Examine each line of the data. Copy those that contain the string "background".
** begin DATA FOR THIS TASK **
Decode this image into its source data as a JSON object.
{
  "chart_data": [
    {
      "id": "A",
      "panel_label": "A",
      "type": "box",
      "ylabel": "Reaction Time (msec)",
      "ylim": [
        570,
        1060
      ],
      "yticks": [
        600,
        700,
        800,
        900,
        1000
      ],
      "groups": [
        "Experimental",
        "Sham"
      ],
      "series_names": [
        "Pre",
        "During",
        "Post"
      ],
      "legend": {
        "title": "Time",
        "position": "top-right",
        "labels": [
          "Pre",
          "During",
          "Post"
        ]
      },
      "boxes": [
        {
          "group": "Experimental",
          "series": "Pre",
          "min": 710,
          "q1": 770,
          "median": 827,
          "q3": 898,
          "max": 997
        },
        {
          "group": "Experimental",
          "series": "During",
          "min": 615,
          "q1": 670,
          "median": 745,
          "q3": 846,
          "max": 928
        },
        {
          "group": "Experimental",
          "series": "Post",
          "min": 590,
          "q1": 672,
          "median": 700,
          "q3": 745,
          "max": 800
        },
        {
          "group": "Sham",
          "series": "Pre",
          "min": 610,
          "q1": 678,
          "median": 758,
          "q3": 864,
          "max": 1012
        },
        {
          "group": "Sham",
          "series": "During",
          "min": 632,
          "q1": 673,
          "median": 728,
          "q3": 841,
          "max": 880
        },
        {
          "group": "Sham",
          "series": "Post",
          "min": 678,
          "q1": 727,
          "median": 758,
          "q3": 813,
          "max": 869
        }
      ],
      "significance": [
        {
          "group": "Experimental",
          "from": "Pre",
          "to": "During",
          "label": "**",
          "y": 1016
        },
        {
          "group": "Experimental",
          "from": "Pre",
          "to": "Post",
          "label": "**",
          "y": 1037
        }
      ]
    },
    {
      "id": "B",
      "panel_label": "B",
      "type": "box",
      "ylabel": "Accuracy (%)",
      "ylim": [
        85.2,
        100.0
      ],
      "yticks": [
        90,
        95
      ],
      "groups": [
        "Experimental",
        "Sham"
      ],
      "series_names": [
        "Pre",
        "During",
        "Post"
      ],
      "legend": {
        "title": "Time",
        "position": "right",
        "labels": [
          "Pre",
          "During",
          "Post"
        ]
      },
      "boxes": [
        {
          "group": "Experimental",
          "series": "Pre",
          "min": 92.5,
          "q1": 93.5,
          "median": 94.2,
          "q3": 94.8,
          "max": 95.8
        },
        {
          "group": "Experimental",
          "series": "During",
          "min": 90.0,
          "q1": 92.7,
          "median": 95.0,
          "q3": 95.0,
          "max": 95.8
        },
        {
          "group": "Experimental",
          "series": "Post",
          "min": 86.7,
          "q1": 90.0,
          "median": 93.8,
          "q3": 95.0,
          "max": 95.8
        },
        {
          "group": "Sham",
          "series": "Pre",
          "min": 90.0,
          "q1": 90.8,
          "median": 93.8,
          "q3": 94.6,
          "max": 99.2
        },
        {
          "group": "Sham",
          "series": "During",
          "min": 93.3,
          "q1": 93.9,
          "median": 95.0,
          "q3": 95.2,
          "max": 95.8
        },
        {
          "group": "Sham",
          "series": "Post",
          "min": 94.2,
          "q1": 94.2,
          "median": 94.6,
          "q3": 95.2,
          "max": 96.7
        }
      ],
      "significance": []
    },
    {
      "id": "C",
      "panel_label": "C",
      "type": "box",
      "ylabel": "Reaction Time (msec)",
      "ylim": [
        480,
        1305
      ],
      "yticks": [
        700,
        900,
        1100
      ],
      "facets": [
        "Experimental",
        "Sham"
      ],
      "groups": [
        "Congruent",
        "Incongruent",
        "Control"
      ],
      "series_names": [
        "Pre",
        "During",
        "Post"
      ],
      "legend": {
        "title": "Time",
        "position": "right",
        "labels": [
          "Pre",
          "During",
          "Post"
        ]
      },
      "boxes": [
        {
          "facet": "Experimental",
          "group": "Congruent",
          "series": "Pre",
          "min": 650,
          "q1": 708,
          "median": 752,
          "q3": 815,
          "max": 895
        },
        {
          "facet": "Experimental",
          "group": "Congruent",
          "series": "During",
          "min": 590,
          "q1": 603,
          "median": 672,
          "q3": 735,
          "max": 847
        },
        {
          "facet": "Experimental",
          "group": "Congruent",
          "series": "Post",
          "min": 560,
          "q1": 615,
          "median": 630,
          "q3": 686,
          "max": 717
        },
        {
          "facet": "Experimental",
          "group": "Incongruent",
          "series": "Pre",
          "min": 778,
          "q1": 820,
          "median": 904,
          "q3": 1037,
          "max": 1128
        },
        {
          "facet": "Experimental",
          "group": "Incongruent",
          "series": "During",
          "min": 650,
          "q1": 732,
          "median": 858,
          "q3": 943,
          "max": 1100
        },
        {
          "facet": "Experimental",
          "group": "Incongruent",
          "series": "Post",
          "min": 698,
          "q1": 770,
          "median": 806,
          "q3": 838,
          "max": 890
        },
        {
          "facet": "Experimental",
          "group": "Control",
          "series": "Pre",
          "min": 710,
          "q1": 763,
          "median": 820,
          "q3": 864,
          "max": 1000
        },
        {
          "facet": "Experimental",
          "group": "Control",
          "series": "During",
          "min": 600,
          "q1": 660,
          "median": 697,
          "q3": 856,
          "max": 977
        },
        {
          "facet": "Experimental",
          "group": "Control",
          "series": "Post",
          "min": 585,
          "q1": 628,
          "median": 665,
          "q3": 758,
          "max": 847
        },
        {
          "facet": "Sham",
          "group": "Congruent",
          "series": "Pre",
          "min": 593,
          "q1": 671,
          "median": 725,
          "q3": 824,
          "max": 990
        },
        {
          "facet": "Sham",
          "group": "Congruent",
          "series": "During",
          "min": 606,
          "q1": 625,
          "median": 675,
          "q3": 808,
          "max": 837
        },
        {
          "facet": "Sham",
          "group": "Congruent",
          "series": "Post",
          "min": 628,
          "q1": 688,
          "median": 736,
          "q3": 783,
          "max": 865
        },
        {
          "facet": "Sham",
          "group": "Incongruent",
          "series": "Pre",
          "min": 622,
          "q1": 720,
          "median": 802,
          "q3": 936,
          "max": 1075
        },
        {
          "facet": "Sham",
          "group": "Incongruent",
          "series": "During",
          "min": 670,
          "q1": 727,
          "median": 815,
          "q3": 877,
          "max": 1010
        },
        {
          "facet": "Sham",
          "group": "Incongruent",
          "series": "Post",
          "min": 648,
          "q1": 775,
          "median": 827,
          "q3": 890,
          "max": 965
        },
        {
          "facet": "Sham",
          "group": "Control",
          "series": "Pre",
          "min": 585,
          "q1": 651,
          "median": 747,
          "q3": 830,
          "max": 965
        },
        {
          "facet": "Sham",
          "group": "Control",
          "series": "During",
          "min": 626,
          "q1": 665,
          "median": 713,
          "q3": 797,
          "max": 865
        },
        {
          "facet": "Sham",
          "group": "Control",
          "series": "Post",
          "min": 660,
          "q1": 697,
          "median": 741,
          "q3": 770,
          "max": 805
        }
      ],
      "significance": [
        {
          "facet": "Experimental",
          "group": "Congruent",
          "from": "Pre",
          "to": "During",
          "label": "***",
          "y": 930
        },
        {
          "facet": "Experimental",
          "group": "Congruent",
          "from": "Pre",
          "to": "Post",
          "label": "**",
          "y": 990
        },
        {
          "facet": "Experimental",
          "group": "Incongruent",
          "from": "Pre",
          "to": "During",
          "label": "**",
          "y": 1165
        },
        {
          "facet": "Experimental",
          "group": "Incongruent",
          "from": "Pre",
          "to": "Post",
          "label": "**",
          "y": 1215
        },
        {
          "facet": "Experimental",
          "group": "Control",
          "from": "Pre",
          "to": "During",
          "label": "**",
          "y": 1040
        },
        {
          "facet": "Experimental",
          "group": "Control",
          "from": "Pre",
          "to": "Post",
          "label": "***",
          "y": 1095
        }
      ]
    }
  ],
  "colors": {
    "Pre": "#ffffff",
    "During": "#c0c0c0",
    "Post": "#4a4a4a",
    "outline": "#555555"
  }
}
** end DATA FOR THIS TASK **
** begin DATA FOR THIS TASK **
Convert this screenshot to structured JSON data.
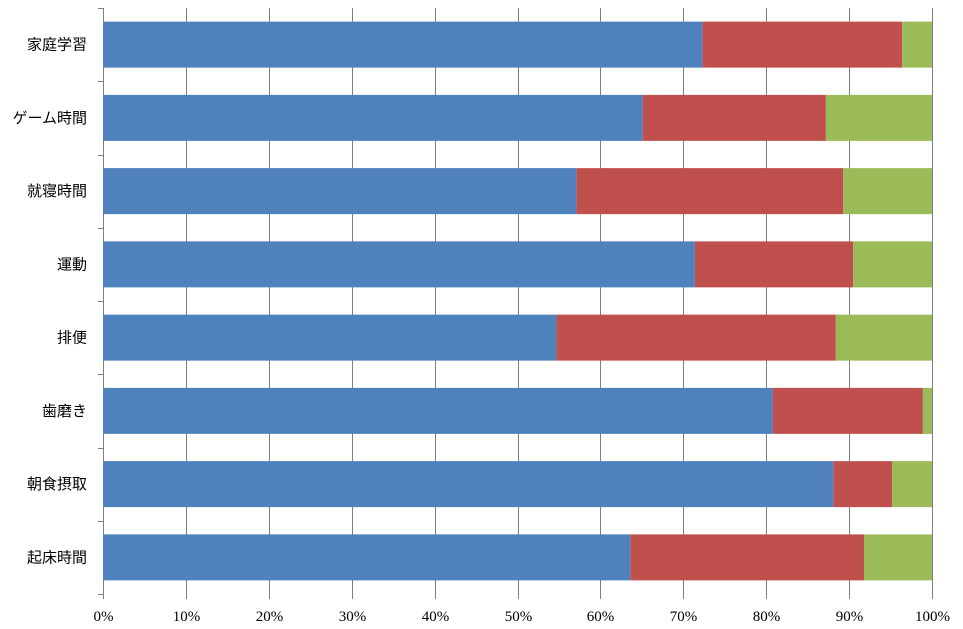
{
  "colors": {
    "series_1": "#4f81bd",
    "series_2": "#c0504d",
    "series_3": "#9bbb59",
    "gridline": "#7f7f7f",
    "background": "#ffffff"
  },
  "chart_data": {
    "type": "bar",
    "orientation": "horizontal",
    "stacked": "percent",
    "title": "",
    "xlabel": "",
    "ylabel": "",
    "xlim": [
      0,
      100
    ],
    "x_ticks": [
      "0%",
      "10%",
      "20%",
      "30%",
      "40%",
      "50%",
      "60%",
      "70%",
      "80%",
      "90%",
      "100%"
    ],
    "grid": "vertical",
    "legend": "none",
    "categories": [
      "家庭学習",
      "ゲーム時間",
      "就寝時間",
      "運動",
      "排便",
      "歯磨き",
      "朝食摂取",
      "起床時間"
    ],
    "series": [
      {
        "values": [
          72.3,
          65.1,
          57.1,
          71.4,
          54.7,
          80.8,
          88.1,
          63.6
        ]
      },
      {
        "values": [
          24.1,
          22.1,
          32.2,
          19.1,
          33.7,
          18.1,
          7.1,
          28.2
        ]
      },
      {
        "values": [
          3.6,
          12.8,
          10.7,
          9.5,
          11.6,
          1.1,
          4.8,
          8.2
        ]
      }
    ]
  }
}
** end DATA FOR THIS TASK **
** begin DATA FOR THIS TASK **
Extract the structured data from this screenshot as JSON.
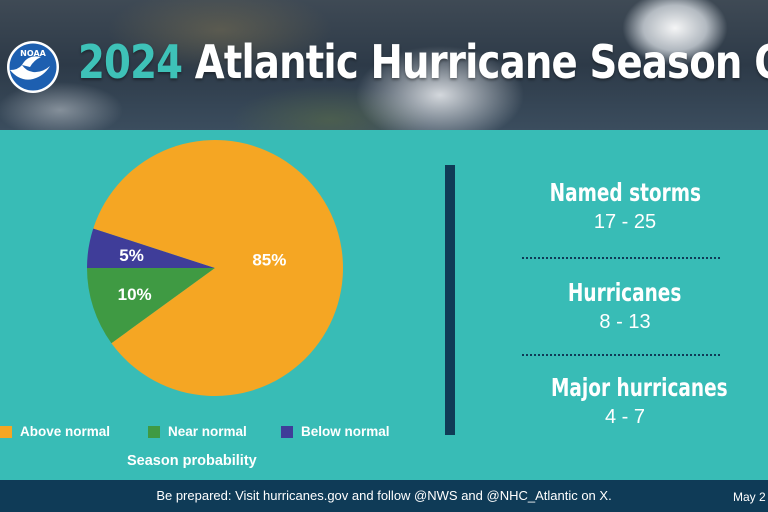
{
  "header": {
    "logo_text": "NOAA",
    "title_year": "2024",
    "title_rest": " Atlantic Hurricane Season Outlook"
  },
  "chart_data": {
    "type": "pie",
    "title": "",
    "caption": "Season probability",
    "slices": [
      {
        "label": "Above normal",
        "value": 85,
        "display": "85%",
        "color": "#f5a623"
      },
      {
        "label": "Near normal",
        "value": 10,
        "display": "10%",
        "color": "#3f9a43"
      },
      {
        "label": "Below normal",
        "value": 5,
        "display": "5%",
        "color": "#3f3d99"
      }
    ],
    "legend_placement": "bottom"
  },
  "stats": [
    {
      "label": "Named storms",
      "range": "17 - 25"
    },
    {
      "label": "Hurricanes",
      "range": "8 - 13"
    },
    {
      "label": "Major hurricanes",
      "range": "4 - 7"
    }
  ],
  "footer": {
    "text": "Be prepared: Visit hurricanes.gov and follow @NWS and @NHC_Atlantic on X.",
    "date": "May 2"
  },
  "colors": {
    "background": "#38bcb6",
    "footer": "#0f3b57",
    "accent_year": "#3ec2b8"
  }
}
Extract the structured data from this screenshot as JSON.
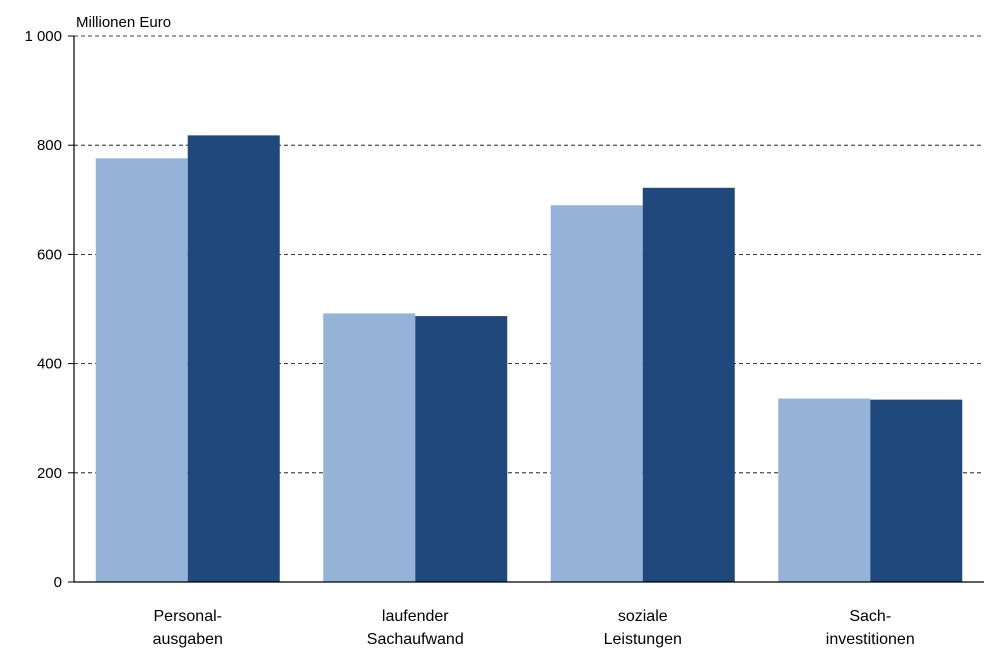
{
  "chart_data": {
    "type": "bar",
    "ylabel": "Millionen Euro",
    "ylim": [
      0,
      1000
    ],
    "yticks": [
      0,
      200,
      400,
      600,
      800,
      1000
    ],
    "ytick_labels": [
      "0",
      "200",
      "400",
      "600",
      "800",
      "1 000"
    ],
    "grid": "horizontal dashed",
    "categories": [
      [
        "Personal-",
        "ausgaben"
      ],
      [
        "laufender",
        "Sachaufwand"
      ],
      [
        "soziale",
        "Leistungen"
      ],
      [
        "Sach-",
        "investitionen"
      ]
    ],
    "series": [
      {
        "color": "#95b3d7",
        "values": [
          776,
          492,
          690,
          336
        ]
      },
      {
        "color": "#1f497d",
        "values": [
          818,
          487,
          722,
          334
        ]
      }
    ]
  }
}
** end DATA FOR THIS TASK **
_TASK ANSWER_
    "background": "#ffffff"
    "background": "#38bcb6",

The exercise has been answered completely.